Reproduce the records below in full and word for word, excluding pictures.

[Dataset records]
----------------

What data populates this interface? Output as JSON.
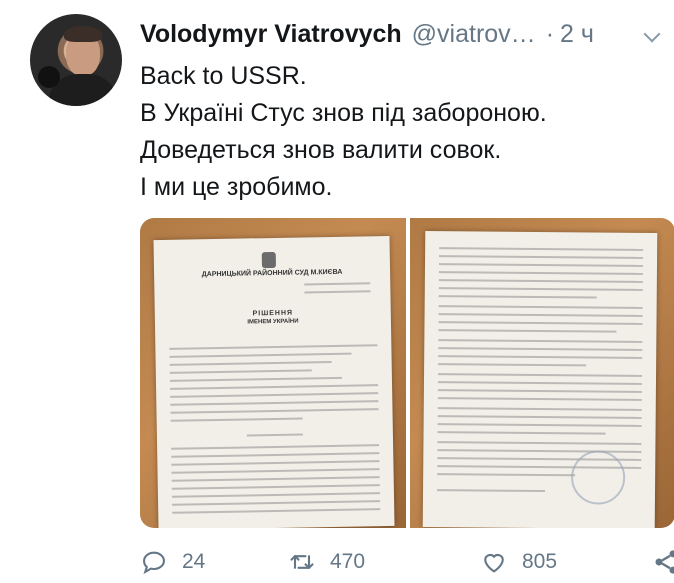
{
  "author": {
    "name": "Volodymyr Viatrovych",
    "handle": "@viatrov…",
    "separator": "·",
    "time": "2 ч"
  },
  "tweet": {
    "lines": [
      "Back to USSR.",
      "В Україні Стус знов під забороною.",
      "Доведеться знов валити совок.",
      "І ми це зробимо."
    ]
  },
  "media": {
    "photos": [
      {
        "court": "ДАРНИЦЬКИЙ РАЙОННИЙ СУД М.КИЄВА",
        "heading": "РІШЕННЯ",
        "subheading": "ІМЕНЕМ УКРАЇНИ"
      },
      {}
    ]
  },
  "stats": {
    "replies": "24",
    "retweets": "470",
    "likes": "805"
  },
  "icons": {
    "reply": "reply-icon",
    "retweet": "retweet-icon",
    "like": "heart-icon",
    "share": "share-icon"
  },
  "colors": {
    "text": "#14171a",
    "secondary": "#657786"
  }
}
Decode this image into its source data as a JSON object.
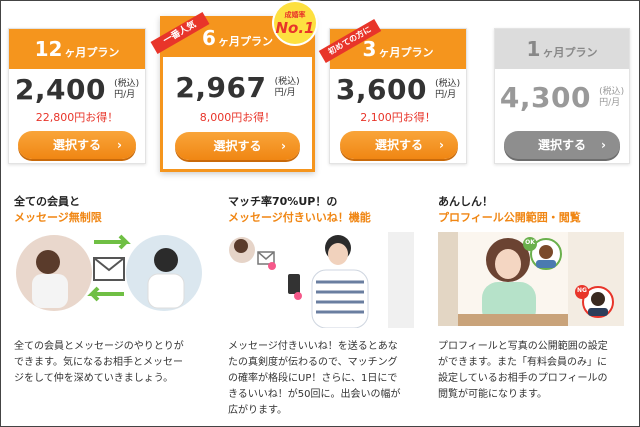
{
  "plans": [
    {
      "months": "12",
      "unit": "ヶ月プラン",
      "price": "2,400",
      "tax_line1": "(税込)",
      "tax_line2": "円/月",
      "savings": "22,800円お得！",
      "button": "選択する",
      "ribbon": "",
      "badge_small": "",
      "badge_big": ""
    },
    {
      "months": "6",
      "unit": "ヶ月プラン",
      "price": "2,967",
      "tax_line1": "(税込)",
      "tax_line2": "円/月",
      "savings": "8,000円お得！",
      "button": "選択する",
      "ribbon": "一番人気",
      "badge_small": "成婚率",
      "badge_big": "No.1"
    },
    {
      "months": "3",
      "unit": "ヶ月プラン",
      "price": "3,600",
      "tax_line1": "(税込)",
      "tax_line2": "円/月",
      "savings": "2,100円お得！",
      "button": "選択する",
      "ribbon": "初めての方に",
      "badge_small": "",
      "badge_big": ""
    },
    {
      "months": "1",
      "unit": "ヶ月プラン",
      "price": "4,300",
      "tax_line1": "(税込)",
      "tax_line2": "円/月",
      "savings": "",
      "button": "選択する",
      "ribbon": "",
      "badge_small": "",
      "badge_big": ""
    }
  ],
  "features": [
    {
      "title_line1": "全ての会員と",
      "title_line2": "メッセージ無制限",
      "body": [
        "全ての会員とメッセージのやりとりが",
        "できます。気になるお相手とメッセー",
        "ジをして仲を深めていきましょう。"
      ]
    },
    {
      "title_line1": "マッチ率70%UP！の",
      "title_line2": "メッセージ付きいいね！機能",
      "body": [
        "メッセージ付きいいね！を送るとあな",
        "たの真剣度が伝わるので、マッチング",
        "の確率が格段にUP！さらに、1日にで",
        "きるいいね！が50回に。出会いの幅が",
        "広がります。"
      ]
    },
    {
      "title_line1": "あんしん！",
      "title_line2": "プロフィール公開範囲・閲覧",
      "body": [
        "プロフィールと写真の公開範囲の設定",
        "ができます。また「有料会員のみ」に",
        "設定しているお相手のプロフィールの",
        "閲覧が可能になります。"
      ],
      "ok_label": "OK",
      "ng_label": "NG"
    }
  ],
  "colors": {
    "accent": "#f5951d",
    "savings_red": "#e8352a",
    "disabled_gray": "#8e8e8e"
  }
}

----------------

| Result |
What data populates this interface? Output as JSON.
{
  "author": {
    "name": "Volodymyr Viatrovych",
    "handle": "@viatrov…",
    "separator": "·",
    "time": "2 ч"
  },
  "tweet": {
    "lines": [
      "Back to USSR.",
      "В Україні Стус знов під забороною.",
      "Доведеться знов валити совок.",
      "І ми це зробимо."
    ]
  },
  "media": {
    "photos": [
      {
        "court": "ДАРНИЦЬКИЙ РАЙОННИЙ СУД М.КИЄВА",
        "heading": "РІШЕННЯ",
        "subheading": "ІМЕНЕМ УКРАЇНИ"
      },
      {}
    ]
  },
  "stats": {
    "replies": "24",
    "retweets": "470",
    "likes": "805"
  },
  "icons": {
    "reply": "reply-icon",
    "retweet": "retweet-icon",
    "like": "heart-icon",
    "share": "share-icon"
  },
  "colors": {
    "text": "#14171a",
    "secondary": "#657786"
  }
}
Decode this image into its source data as a JSON object.
{
  "plans": [
    {
      "months": "12",
      "unit": "ヶ月プラン",
      "price": "2,400",
      "tax_line1": "(税込)",
      "tax_line2": "円/月",
      "savings": "22,800円お得！",
      "button": "選択する",
      "ribbon": "",
      "badge_small": "",
      "badge_big": ""
    },
    {
      "months": "6",
      "unit": "ヶ月プラン",
      "price": "2,967",
      "tax_line1": "(税込)",
      "tax_line2": "円/月",
      "savings": "8,000円お得！",
      "button": "選択する",
      "ribbon": "一番人気",
      "badge_small": "成婚率",
      "badge_big": "No.1"
    },
    {
      "months": "3",
      "unit": "ヶ月プラン",
      "price": "3,600",
      "tax_line1": "(税込)",
      "tax_line2": "円/月",
      "savings": "2,100円お得！",
      "button": "選択する",
      "ribbon": "初めての方に",
      "badge_small": "",
      "badge_big": ""
    },
    {
      "months": "1",
      "unit": "ヶ月プラン",
      "price": "4,300",
      "tax_line1": "(税込)",
      "tax_line2": "円/月",
      "savings": "",
      "button": "選択する",
      "ribbon": "",
      "badge_small": "",
      "badge_big": ""
    }
  ],
  "features": [
    {
      "title_line1": "全ての会員と",
      "title_line2": "メッセージ無制限",
      "body": [
        "全ての会員とメッセージのやりとりが",
        "できます。気になるお相手とメッセー",
        "ジをして仲を深めていきましょう。"
      ]
    },
    {
      "title_line1": "マッチ率70%UP！の",
      "title_line2": "メッセージ付きいいね！機能",
      "body": [
        "メッセージ付きいいね！を送るとあな",
        "たの真剣度が伝わるので、マッチング",
        "の確率が格段にUP！さらに、1日にで",
        "きるいいね！が50回に。出会いの幅が",
        "広がります。"
      ]
    },
    {
      "title_line1": "あんしん！",
      "title_line2": "プロフィール公開範囲・閲覧",
      "body": [
        "プロフィールと写真の公開範囲の設定",
        "ができます。また「有料会員のみ」に",
        "設定しているお相手のプロフィールの",
        "閲覧が可能になります。"
      ],
      "ok_label": "OK",
      "ng_label": "NG"
    }
  ],
  "colors": {
    "accent": "#f5951d",
    "savings_red": "#e8352a",
    "disabled_gray": "#8e8e8e"
  }
}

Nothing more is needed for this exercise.